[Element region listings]
::::

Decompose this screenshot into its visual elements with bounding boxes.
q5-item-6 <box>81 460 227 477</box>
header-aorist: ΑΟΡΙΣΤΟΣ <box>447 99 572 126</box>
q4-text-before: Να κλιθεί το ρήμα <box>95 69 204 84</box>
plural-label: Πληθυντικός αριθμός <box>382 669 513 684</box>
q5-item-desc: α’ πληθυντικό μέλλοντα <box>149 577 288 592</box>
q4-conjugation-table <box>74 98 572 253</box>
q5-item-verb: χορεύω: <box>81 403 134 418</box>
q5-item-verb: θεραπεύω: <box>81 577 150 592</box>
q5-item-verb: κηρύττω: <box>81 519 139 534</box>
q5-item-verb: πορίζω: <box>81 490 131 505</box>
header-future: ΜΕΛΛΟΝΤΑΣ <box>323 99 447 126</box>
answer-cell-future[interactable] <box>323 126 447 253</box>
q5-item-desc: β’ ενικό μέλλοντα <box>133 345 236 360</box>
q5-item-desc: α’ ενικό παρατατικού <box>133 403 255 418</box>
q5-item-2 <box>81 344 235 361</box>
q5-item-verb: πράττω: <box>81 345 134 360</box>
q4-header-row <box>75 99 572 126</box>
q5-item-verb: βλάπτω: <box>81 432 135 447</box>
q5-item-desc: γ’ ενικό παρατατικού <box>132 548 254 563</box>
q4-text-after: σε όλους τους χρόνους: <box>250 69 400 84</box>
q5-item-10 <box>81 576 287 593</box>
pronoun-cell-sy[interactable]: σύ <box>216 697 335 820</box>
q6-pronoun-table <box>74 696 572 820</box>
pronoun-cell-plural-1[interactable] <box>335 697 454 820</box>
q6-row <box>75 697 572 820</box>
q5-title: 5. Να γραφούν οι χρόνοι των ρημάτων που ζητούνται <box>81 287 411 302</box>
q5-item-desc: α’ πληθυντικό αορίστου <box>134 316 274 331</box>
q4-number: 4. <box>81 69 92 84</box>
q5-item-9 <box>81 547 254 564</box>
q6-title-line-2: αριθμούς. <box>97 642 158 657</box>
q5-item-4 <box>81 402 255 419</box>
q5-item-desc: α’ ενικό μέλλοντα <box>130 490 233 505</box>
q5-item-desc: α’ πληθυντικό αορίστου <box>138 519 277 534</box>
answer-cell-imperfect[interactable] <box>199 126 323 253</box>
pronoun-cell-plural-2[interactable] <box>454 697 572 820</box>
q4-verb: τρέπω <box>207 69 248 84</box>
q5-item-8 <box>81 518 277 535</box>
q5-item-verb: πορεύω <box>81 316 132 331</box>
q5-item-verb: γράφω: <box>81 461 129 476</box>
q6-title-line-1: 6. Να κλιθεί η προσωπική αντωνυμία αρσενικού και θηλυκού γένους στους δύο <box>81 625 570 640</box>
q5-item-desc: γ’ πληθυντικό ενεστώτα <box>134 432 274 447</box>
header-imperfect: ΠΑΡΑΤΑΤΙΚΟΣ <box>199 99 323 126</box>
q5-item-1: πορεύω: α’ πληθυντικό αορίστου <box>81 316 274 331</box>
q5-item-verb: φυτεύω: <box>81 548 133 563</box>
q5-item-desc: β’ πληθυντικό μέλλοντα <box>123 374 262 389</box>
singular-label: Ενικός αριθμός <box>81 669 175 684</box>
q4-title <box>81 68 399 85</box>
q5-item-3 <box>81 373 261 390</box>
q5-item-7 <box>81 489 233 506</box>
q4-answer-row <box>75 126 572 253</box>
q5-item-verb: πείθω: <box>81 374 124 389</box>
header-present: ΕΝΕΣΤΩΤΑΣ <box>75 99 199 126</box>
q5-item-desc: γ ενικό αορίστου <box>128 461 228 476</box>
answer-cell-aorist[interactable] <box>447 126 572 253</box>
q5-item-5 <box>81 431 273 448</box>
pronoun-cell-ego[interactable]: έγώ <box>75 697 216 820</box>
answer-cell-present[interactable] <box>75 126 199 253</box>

::::

Rewrite the material from its start up to and including the line with "q5-item-verb: θεραπεύω: <box>81", changing "bounding boxes" to "coordinates" and leaving everything else unchanged.

FULL SOLUTION:
Decompose this screenshot into its visual elements with coordinates.
q5-item-6 <box>81 460 227 477</box>
header-aorist: ΑΟΡΙΣΤΟΣ <box>447 99 572 126</box>
q4-text-before: Να κλιθεί το ρήμα <box>95 69 204 84</box>
plural-label: Πληθυντικός αριθμός <box>382 669 513 684</box>
q5-item-desc: α’ πληθυντικό μέλλοντα <box>149 577 288 592</box>
q4-conjugation-table <box>74 98 572 253</box>
q5-item-verb: χορεύω: <box>81 403 134 418</box>
q5-item-verb: θεραπεύω: <box>81 577 150 592</box>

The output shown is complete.